WORK REQUIRED: Your task is to copy every line of the records below that contains "unteren".
▶
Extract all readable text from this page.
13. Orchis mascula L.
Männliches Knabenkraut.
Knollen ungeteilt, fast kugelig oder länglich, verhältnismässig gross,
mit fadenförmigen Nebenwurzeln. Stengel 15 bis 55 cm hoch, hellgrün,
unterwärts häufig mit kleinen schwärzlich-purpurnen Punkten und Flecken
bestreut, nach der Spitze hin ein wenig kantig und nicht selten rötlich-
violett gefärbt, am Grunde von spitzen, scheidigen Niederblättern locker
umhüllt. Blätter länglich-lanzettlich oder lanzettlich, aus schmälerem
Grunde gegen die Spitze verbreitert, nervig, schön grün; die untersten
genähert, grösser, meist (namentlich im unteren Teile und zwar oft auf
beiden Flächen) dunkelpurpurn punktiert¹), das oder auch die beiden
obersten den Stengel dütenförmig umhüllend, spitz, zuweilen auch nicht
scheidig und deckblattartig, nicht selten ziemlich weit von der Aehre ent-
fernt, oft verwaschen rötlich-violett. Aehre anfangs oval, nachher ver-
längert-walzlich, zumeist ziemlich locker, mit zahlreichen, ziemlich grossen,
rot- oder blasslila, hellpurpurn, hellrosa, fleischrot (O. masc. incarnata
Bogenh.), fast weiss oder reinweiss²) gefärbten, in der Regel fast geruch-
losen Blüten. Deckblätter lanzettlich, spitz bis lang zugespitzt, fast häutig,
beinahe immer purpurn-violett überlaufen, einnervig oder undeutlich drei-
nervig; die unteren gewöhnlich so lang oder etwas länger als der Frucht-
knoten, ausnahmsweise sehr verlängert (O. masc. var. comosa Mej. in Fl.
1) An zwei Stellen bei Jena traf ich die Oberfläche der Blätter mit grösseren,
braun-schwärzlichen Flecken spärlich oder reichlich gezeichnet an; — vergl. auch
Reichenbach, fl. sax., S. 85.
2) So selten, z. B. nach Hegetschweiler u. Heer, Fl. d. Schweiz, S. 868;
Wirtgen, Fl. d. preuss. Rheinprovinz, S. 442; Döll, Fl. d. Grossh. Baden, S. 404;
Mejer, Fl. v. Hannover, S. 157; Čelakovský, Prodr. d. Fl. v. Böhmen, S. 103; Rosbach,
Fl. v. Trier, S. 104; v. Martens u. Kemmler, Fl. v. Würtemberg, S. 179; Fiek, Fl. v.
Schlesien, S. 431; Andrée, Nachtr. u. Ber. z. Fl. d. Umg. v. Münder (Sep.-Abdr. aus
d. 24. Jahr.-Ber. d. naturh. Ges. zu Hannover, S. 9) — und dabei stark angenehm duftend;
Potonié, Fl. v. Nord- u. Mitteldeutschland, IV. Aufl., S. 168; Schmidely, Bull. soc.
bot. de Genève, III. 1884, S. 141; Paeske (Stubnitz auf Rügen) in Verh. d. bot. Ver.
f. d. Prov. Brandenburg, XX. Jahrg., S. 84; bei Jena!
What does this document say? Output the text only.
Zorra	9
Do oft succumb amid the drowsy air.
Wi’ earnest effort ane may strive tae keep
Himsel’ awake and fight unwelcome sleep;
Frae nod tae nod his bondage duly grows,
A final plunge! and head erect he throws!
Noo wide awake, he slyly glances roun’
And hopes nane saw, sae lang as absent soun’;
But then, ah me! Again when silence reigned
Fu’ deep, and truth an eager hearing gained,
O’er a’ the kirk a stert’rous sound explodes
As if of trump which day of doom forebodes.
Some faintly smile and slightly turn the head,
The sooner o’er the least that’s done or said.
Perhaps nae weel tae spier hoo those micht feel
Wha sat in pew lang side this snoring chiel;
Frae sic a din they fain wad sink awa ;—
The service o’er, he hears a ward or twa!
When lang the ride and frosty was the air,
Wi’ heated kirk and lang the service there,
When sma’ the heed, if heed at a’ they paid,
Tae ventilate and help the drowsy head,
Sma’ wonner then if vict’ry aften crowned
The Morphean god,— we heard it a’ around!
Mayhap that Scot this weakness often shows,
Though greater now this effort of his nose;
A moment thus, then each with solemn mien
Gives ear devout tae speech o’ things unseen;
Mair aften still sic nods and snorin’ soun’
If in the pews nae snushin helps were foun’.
◀
SOLVED EXERCISE:
genähert, grösser, meist (namentlich im unteren Teile und zwar oft auf
nervig; die unteren gewöhnlich so lang oder etwas länger als der Frucht-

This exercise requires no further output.